◆ **TASK REQUIREMENTS**
Look through the data and write out every line with the word "checked" in it.

◆ **PROVIDED MATERIAL**

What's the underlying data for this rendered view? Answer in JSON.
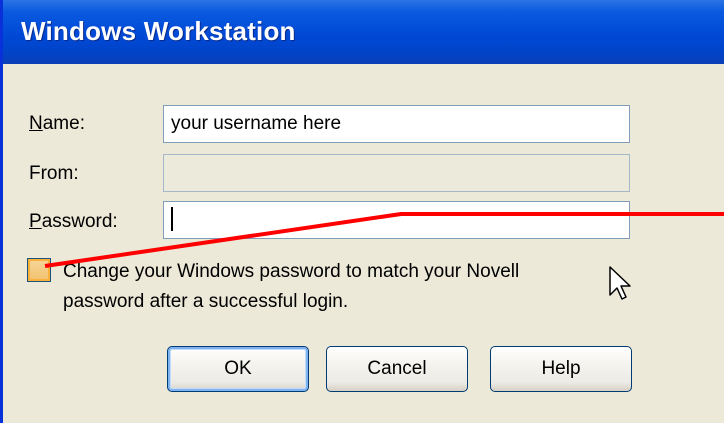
{
  "window": {
    "title": "Windows Workstation"
  },
  "form": {
    "name_label_accel": "N",
    "name_label_rest": "ame:",
    "name_value": "your username here",
    "from_label": "From:",
    "from_value": "",
    "password_label_accel": "P",
    "password_label_rest": "assword:",
    "password_value": ""
  },
  "checkbox": {
    "checked": false,
    "label": "Change your Windows password to match your Novell password after a successful login."
  },
  "buttons": {
    "ok": "OK",
    "cancel": "Cancel",
    "help": "Help"
  },
  "colors": {
    "titlebar": "#0049d6",
    "dialog_bg": "#ece9d8",
    "annotation_line": "#ff0000"
  }
}
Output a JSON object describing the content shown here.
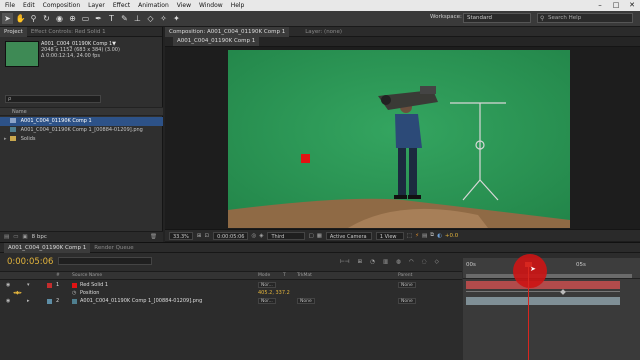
{
  "menubar": {
    "items": [
      "File",
      "Edit",
      "Composition",
      "Layer",
      "Effect",
      "Animation",
      "View",
      "Window",
      "Help"
    ],
    "window_buttons": [
      "–",
      "□",
      "✕"
    ]
  },
  "toolbar": {
    "tools": [
      "selection-tool",
      "hand-tool",
      "zoom-tool",
      "rotate-tool",
      "camera-tool",
      "pan-behind-tool",
      "mask-tool",
      "pen-tool",
      "type-tool",
      "brush-tool",
      "clone-tool",
      "eraser-tool",
      "roto-tool",
      "puppet-tool"
    ],
    "workspace_label": "Workspace:",
    "workspace_value": "Standard",
    "search_placeholder": "Search Help"
  },
  "project": {
    "tabs": [
      "Project",
      "Effect Controls: Red Solid 1"
    ],
    "item_name": "A001_C004_01190K Comp 1▼",
    "item_size": "2048 x 1152  (683 x 384) (3.00)",
    "item_duration": "Δ 0:00:12:14, 24.00 fps",
    "search_placeholder": "ρ",
    "column_name": "Name",
    "rows": [
      {
        "label": "A001_C004_01190K Comp 1",
        "type": "comp"
      },
      {
        "label": "A001_C004_01190K Comp 1_[00884-01209].png",
        "type": "footage"
      },
      {
        "label": "Solids",
        "type": "folder"
      }
    ],
    "footer_bpc": "8 bpc"
  },
  "composition": {
    "tabs": [
      "Composition: A001_C004_01190K Comp 1",
      "Layer: (none)"
    ],
    "subtab": "A001_C004_01190K Comp 1",
    "zoom": "33.3%",
    "timecode": "0:00:05:06",
    "resolution": "Third",
    "camera": "Active Camera",
    "view": "1 View",
    "exposure": "+0.0"
  },
  "timeline": {
    "tabs": [
      "A001_C004_01190K Comp 1",
      "Render Queue"
    ],
    "timecode": "0:00:05:06",
    "columns": [
      "#",
      "Source Name",
      "Mode",
      "T",
      "TrkMat",
      "Parent"
    ],
    "ruler_labels": [
      "00s",
      "05s"
    ],
    "layers": [
      {
        "num": "1",
        "name": "Red Solid 1",
        "color": "#c42d2d",
        "mode": "Nor...",
        "parent": "None"
      },
      {
        "num": "",
        "name": "Position",
        "value": "405.2, 337.2",
        "is_property": true
      },
      {
        "num": "2",
        "name": "A001_C004_01190K Comp 1_[00884-01209].png",
        "color": "#5e8ea6",
        "mode": "Nor...",
        "trkmat": "None",
        "parent": "None"
      }
    ]
  },
  "colors": {
    "greenscreen": "#2e9657",
    "red_solid": "#e21313",
    "timecode": "#e3b43c",
    "playhead": "#d8261f"
  }
}
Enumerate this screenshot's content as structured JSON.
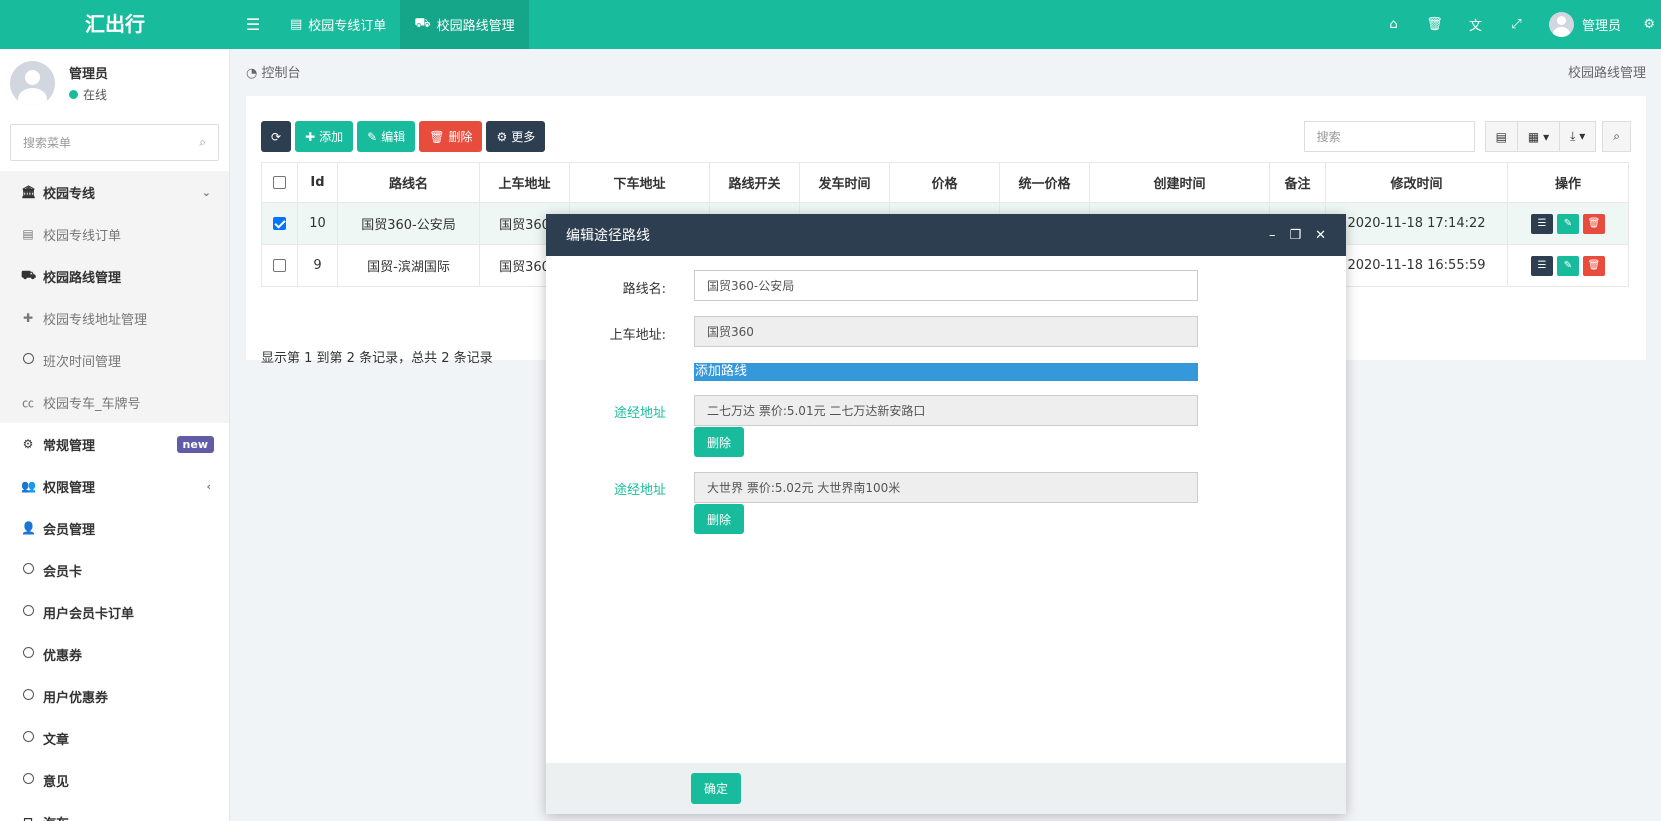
{
  "app": {
    "logo": "汇出行"
  },
  "header": {
    "tabs": [
      {
        "label": "校园专线订单",
        "icon": "list-icon"
      },
      {
        "label": "校园路线管理",
        "icon": "truck-icon"
      }
    ],
    "user_name": "管理员"
  },
  "sidebar": {
    "user": {
      "name": "管理员",
      "status": "在线"
    },
    "search_placeholder": "搜索菜单",
    "group_title": "校园专线",
    "sub_items": [
      {
        "label": "校园专线订单",
        "icon": "list-icon"
      },
      {
        "label": "校园路线管理",
        "icon": "truck-icon"
      },
      {
        "label": "校园专线地址管理",
        "icon": "plus-icon"
      },
      {
        "label": "班次时间管理",
        "icon": "circle-icon"
      },
      {
        "label": "校园专车_车牌号",
        "icon": "cc-icon"
      }
    ],
    "items": [
      {
        "label": "常规管理",
        "icon": "cogs-icon",
        "badge": "new"
      },
      {
        "label": "权限管理",
        "icon": "group-icon"
      },
      {
        "label": "会员管理",
        "icon": "user-icon"
      },
      {
        "label": "会员卡",
        "icon": "circle-icon"
      },
      {
        "label": "用户会员卡订单",
        "icon": "circle-icon"
      },
      {
        "label": "优惠券",
        "icon": "circle-icon"
      },
      {
        "label": "用户优惠券",
        "icon": "circle-icon"
      },
      {
        "label": "文章",
        "icon": "circle-icon"
      },
      {
        "label": "意见",
        "icon": "circle-icon"
      },
      {
        "label": "汽车",
        "icon": "car-icon"
      }
    ]
  },
  "breadcrumb": {
    "left": "控制台",
    "right": "校园路线管理"
  },
  "toolbar": {
    "add": "添加",
    "edit": "编辑",
    "delete": "删除",
    "more": "更多",
    "search_placeholder": "搜索"
  },
  "table": {
    "columns": [
      "Id",
      "路线名",
      "上车地址",
      "下车地址",
      "路线开关",
      "发车时间",
      "价格",
      "统一价格",
      "创建时间",
      "备注",
      "修改时间",
      "操作"
    ],
    "rows": [
      {
        "checked": true,
        "id": "10",
        "name": "国贸360-公安局",
        "pickup": "国贸360",
        "modified": "2020-11-18 17:14:22"
      },
      {
        "checked": false,
        "id": "9",
        "name": "国贸-滨湖国际",
        "pickup": "国贸360",
        "modified": "2020-11-18 16:55:59"
      }
    ],
    "footer": "显示第 1 到第 2 条记录，总共 2 条记录"
  },
  "modal": {
    "title": "编辑途径路线",
    "route_name_label": "路线名:",
    "route_name_value": "国贸360-公安局",
    "pickup_label": "上车地址:",
    "pickup_value": "国贸360",
    "add_route": "添加路线",
    "via_label": "途经地址",
    "via": [
      {
        "value": "二七万达   票价:5.01元  二七万达新安路口",
        "delete": "删除"
      },
      {
        "value": "大世界   票价:5.02元  大世界南100米",
        "delete": "删除"
      }
    ],
    "ok": "确定"
  },
  "colors": {
    "primary": "#18bc9c",
    "dark": "#2c3e50",
    "danger": "#e74c3c",
    "info": "#3498db",
    "badge": "#605ca8"
  }
}
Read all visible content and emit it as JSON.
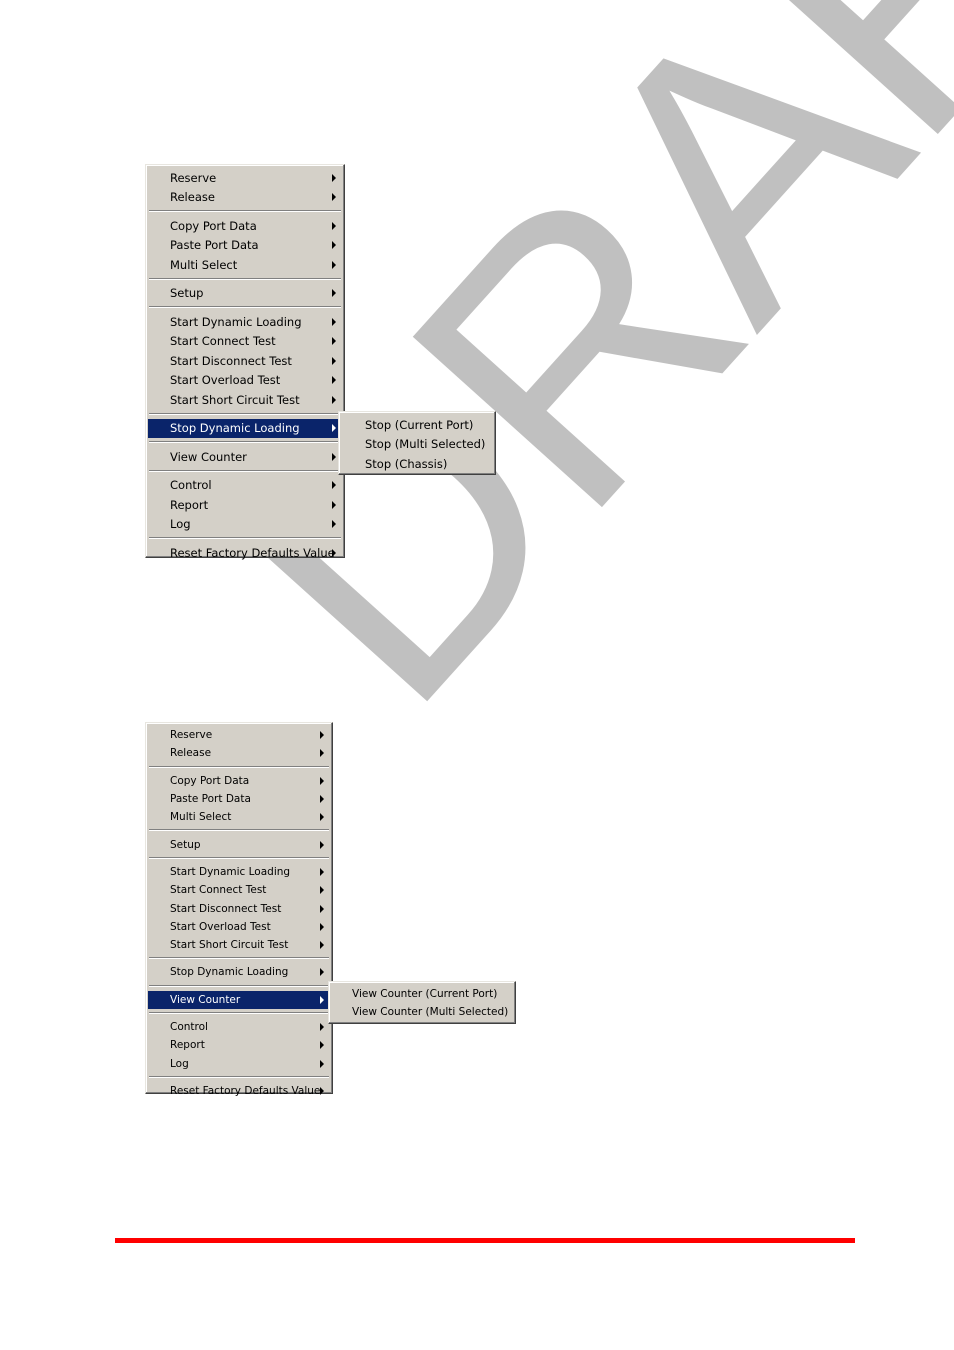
{
  "watermark": {
    "text": "DRAFT",
    "color": "#c0c0c0"
  },
  "colors": {
    "menu_bg": "#d4d0c8",
    "highlight_bg": "#0a246a",
    "highlight_fg": "#ffffff",
    "footer_rule": "#ff0000"
  },
  "figure1": {
    "menu": {
      "groups": [
        [
          {
            "label": "Reserve"
          },
          {
            "label": "Release"
          }
        ],
        [
          {
            "label": "Copy Port Data"
          },
          {
            "label": "Paste Port Data"
          },
          {
            "label": "Multi Select"
          }
        ],
        [
          {
            "label": "Setup"
          }
        ],
        [
          {
            "label": "Start Dynamic Loading"
          },
          {
            "label": "Start Connect Test"
          },
          {
            "label": "Start Disconnect Test"
          },
          {
            "label": "Start Overload Test"
          },
          {
            "label": "Start Short Circuit Test"
          }
        ],
        [
          {
            "label": "Stop Dynamic Loading",
            "highlighted": true
          }
        ],
        [
          {
            "label": "View Counter"
          }
        ],
        [
          {
            "label": "Control"
          },
          {
            "label": "Report"
          },
          {
            "label": "Log"
          }
        ],
        [
          {
            "label": "Reset Factory Defaults Value"
          }
        ]
      ]
    },
    "submenu": {
      "parent": "Stop Dynamic Loading",
      "items": [
        {
          "label": "Stop (Current Port)"
        },
        {
          "label": "Stop (Multi Selected)"
        },
        {
          "label": "Stop (Chassis)"
        }
      ]
    }
  },
  "figure2": {
    "menu": {
      "groups": [
        [
          {
            "label": "Reserve"
          },
          {
            "label": "Release"
          }
        ],
        [
          {
            "label": "Copy Port Data"
          },
          {
            "label": "Paste Port Data"
          },
          {
            "label": "Multi Select"
          }
        ],
        [
          {
            "label": "Setup"
          }
        ],
        [
          {
            "label": "Start Dynamic Loading"
          },
          {
            "label": "Start Connect Test"
          },
          {
            "label": "Start Disconnect Test"
          },
          {
            "label": "Start Overload Test"
          },
          {
            "label": "Start Short Circuit Test"
          }
        ],
        [
          {
            "label": "Stop Dynamic Loading"
          }
        ],
        [
          {
            "label": "View Counter",
            "highlighted": true
          }
        ],
        [
          {
            "label": "Control"
          },
          {
            "label": "Report"
          },
          {
            "label": "Log"
          }
        ],
        [
          {
            "label": "Reset Factory Defaults Value"
          }
        ]
      ]
    },
    "submenu": {
      "parent": "View Counter",
      "items": [
        {
          "label": "View Counter (Current Port)"
        },
        {
          "label": "View Counter (Multi Selected)"
        }
      ]
    }
  }
}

◆ **OUTPUT OF THE EXERCISE**
    "checked": false,
        "checked": true,
        "checked": false,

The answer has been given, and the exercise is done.